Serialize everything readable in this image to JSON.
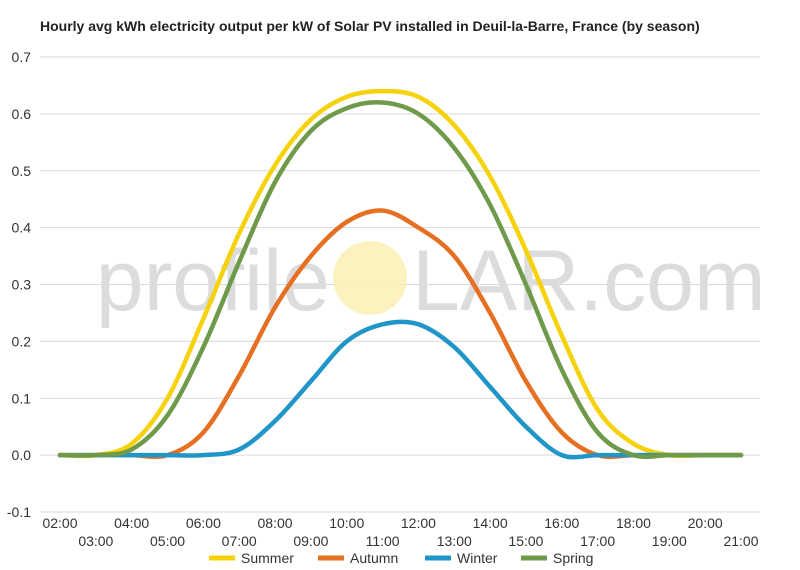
{
  "chart_data": {
    "type": "line",
    "title": "Hourly avg kWh electricity output per kW of Solar PV installed in Deuil-la-Barre, France (by season)",
    "xlabel": "",
    "ylabel": "",
    "ylim": [
      -0.1,
      0.7
    ],
    "yticks": [
      "0.7",
      "0.6",
      "0.5",
      "0.4",
      "0.3",
      "0.2",
      "0.1",
      "0.0",
      "-0.1"
    ],
    "grid": true,
    "legend_position": "bottom",
    "categories": [
      "02:00",
      "03:00",
      "04:00",
      "05:00",
      "06:00",
      "07:00",
      "08:00",
      "09:00",
      "10:00",
      "11:00",
      "12:00",
      "13:00",
      "14:00",
      "15:00",
      "16:00",
      "17:00",
      "18:00",
      "19:00",
      "20:00",
      "21:00"
    ],
    "series": [
      {
        "name": "Summer",
        "color": "#f5d20a",
        "values": [
          0.0,
          0.0,
          0.02,
          0.1,
          0.24,
          0.39,
          0.51,
          0.59,
          0.63,
          0.64,
          0.63,
          0.58,
          0.49,
          0.36,
          0.21,
          0.08,
          0.02,
          0.0,
          0.0,
          0.0
        ]
      },
      {
        "name": "Autumn",
        "color": "#e66f22",
        "values": [
          0.0,
          0.0,
          0.0,
          0.0,
          0.04,
          0.14,
          0.26,
          0.35,
          0.41,
          0.43,
          0.4,
          0.35,
          0.25,
          0.13,
          0.04,
          0.0,
          0.0,
          0.0,
          0.0,
          0.0
        ]
      },
      {
        "name": "Winter",
        "color": "#2095c8",
        "values": [
          0.0,
          0.0,
          0.0,
          0.0,
          0.0,
          0.01,
          0.06,
          0.13,
          0.2,
          0.23,
          0.23,
          0.19,
          0.12,
          0.05,
          0.0,
          0.0,
          0.0,
          0.0,
          0.0,
          0.0
        ]
      },
      {
        "name": "Spring",
        "color": "#6e9a4a",
        "values": [
          0.0,
          0.0,
          0.01,
          0.07,
          0.19,
          0.34,
          0.48,
          0.57,
          0.61,
          0.62,
          0.6,
          0.54,
          0.44,
          0.3,
          0.15,
          0.04,
          0.0,
          0.0,
          0.0,
          0.0
        ]
      }
    ]
  },
  "watermark": {
    "left": "profile",
    "right": "LAR.com"
  }
}
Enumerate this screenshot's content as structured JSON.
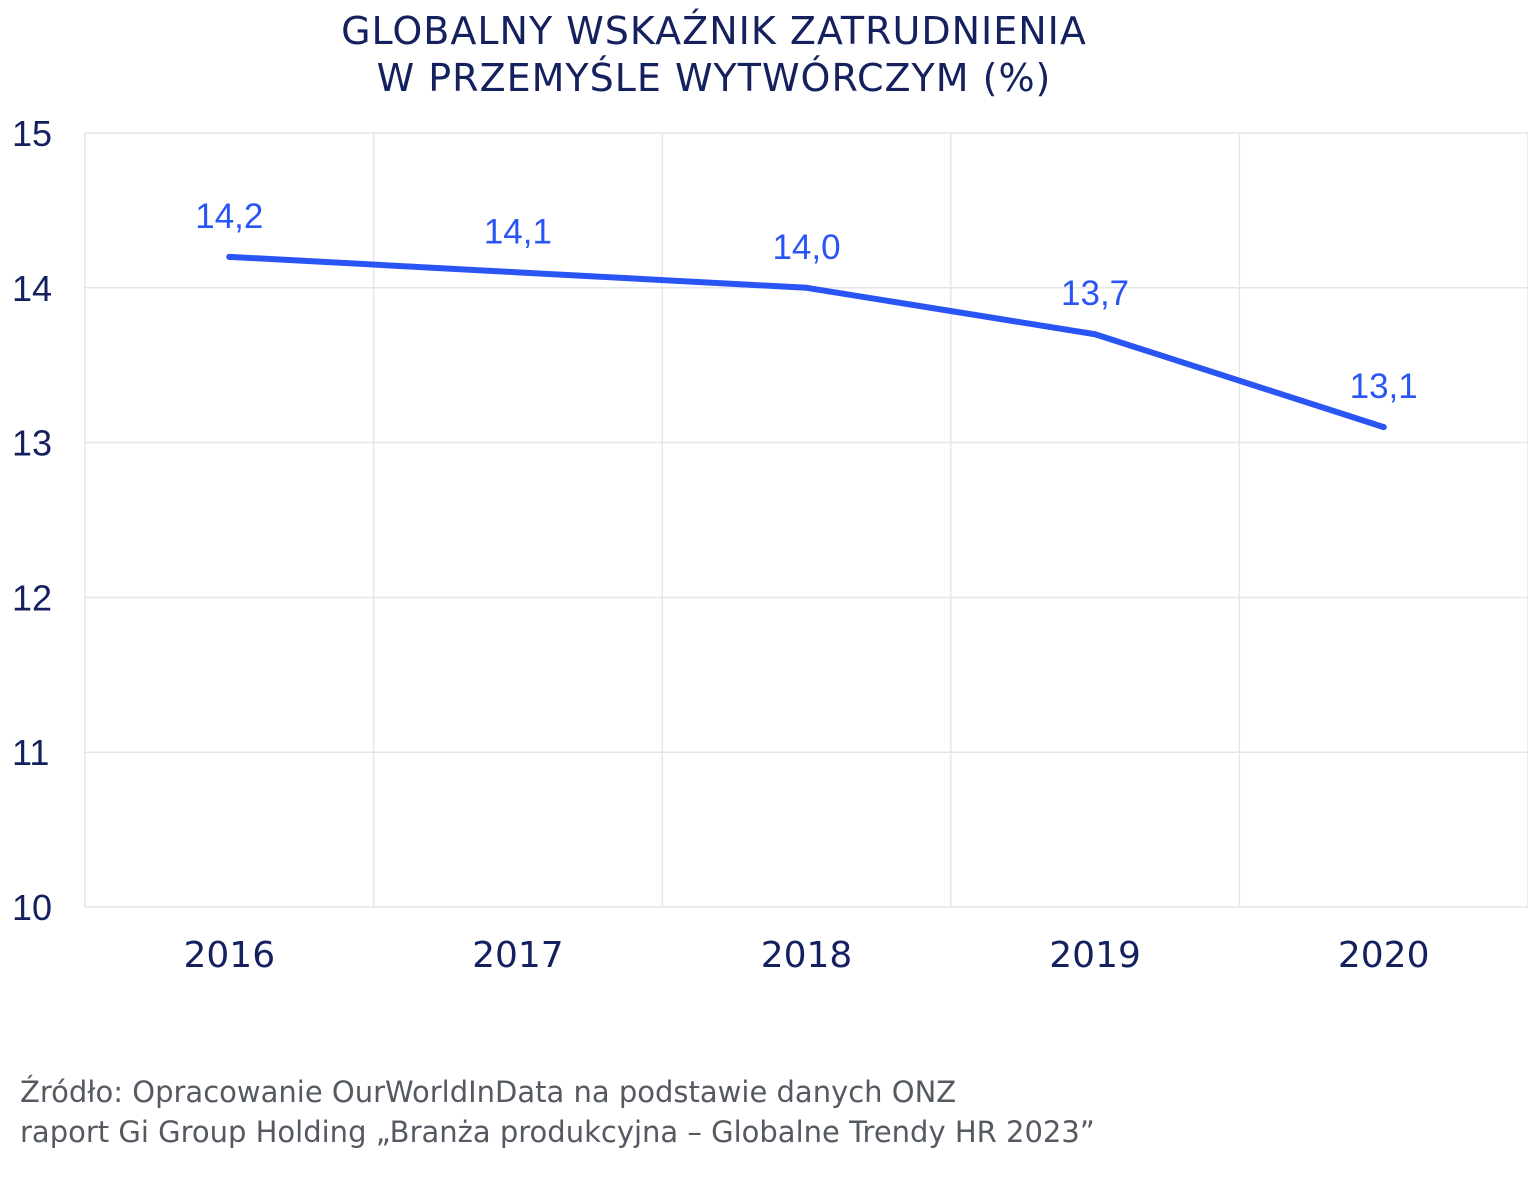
{
  "title_lines": [
    "GLOBALNY WSKAŹNIK ZATRUDNIENIA",
    "W PRZEMYŚLE WYTWÓRCZYM (%)"
  ],
  "source_lines": [
    "Źródło: Opracowanie OurWorldInData na podstawie danych ONZ",
    "raport Gi Group Holding „Branża produkcyjna – Globalne Trendy HR 2023”"
  ],
  "chart_data": {
    "type": "line",
    "title": "GLOBALNY WSKAŹNIK ZATRUDNIENIA W PRZEMYŚLE WYTWÓRCZYM (%)",
    "xlabel": "",
    "ylabel": "",
    "categories": [
      "2016",
      "2017",
      "2018",
      "2019",
      "2020"
    ],
    "series": [
      {
        "values": [
          14.2,
          14.1,
          14.0,
          13.7,
          13.1
        ],
        "data_labels": [
          "14,2",
          "14,1",
          "14,0",
          "13,7",
          "13,1"
        ],
        "color": "#2a55f5"
      }
    ],
    "ylim": [
      10,
      15
    ],
    "yticks": [
      "10",
      "11",
      "12",
      "13",
      "14",
      "15"
    ],
    "grid": true,
    "legend": "none"
  },
  "colors": {
    "line": "#2a55f5",
    "axis_text": "#15205e",
    "grid": "#e4e6ea"
  }
}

————

To do: Omit pictures; set down the rest of the material word for word.

Task response:
Serialize everything readable in this image to JSON.
{
  "chart_data": {
    "type": "line",
    "title": "Hourly avg kWh electricity output per kW of Solar PV installed in Deuil-la-Barre, France (by season)",
    "xlabel": "",
    "ylabel": "",
    "ylim": [
      -0.1,
      0.7
    ],
    "yticks": [
      "0.7",
      "0.6",
      "0.5",
      "0.4",
      "0.3",
      "0.2",
      "0.1",
      "0.0",
      "-0.1"
    ],
    "grid": true,
    "legend_position": "bottom",
    "categories": [
      "02:00",
      "03:00",
      "04:00",
      "05:00",
      "06:00",
      "07:00",
      "08:00",
      "09:00",
      "10:00",
      "11:00",
      "12:00",
      "13:00",
      "14:00",
      "15:00",
      "16:00",
      "17:00",
      "18:00",
      "19:00",
      "20:00",
      "21:00"
    ],
    "series": [
      {
        "name": "Summer",
        "color": "#f5d20a",
        "values": [
          0.0,
          0.0,
          0.02,
          0.1,
          0.24,
          0.39,
          0.51,
          0.59,
          0.63,
          0.64,
          0.63,
          0.58,
          0.49,
          0.36,
          0.21,
          0.08,
          0.02,
          0.0,
          0.0,
          0.0
        ]
      },
      {
        "name": "Autumn",
        "color": "#e66f22",
        "values": [
          0.0,
          0.0,
          0.0,
          0.0,
          0.04,
          0.14,
          0.26,
          0.35,
          0.41,
          0.43,
          0.4,
          0.35,
          0.25,
          0.13,
          0.04,
          0.0,
          0.0,
          0.0,
          0.0,
          0.0
        ]
      },
      {
        "name": "Winter",
        "color": "#2095c8",
        "values": [
          0.0,
          0.0,
          0.0,
          0.0,
          0.0,
          0.01,
          0.06,
          0.13,
          0.2,
          0.23,
          0.23,
          0.19,
          0.12,
          0.05,
          0.0,
          0.0,
          0.0,
          0.0,
          0.0,
          0.0
        ]
      },
      {
        "name": "Spring",
        "color": "#6e9a4a",
        "values": [
          0.0,
          0.0,
          0.01,
          0.07,
          0.19,
          0.34,
          0.48,
          0.57,
          0.61,
          0.62,
          0.6,
          0.54,
          0.44,
          0.3,
          0.15,
          0.04,
          0.0,
          0.0,
          0.0,
          0.0
        ]
      }
    ]
  },
  "watermark": {
    "left": "profile",
    "right": "LAR.com"
  }
}
Enumerate this screenshot's content as structured JSON.
{
  "title_lines": [
    "GLOBALNY WSKAŹNIK ZATRUDNIENIA",
    "W PRZEMYŚLE WYTWÓRCZYM (%)"
  ],
  "source_lines": [
    "Źródło: Opracowanie OurWorldInData na podstawie danych ONZ",
    "raport Gi Group Holding „Branża produkcyjna – Globalne Trendy HR 2023”"
  ],
  "chart_data": {
    "type": "line",
    "title": "GLOBALNY WSKAŹNIK ZATRUDNIENIA W PRZEMYŚLE WYTWÓRCZYM (%)",
    "xlabel": "",
    "ylabel": "",
    "categories": [
      "2016",
      "2017",
      "2018",
      "2019",
      "2020"
    ],
    "series": [
      {
        "values": [
          14.2,
          14.1,
          14.0,
          13.7,
          13.1
        ],
        "data_labels": [
          "14,2",
          "14,1",
          "14,0",
          "13,7",
          "13,1"
        ],
        "color": "#2a55f5"
      }
    ],
    "ylim": [
      10,
      15
    ],
    "yticks": [
      "10",
      "11",
      "12",
      "13",
      "14",
      "15"
    ],
    "grid": true,
    "legend": "none"
  },
  "colors": {
    "line": "#2a55f5",
    "axis_text": "#15205e",
    "grid": "#e4e6ea"
  }
}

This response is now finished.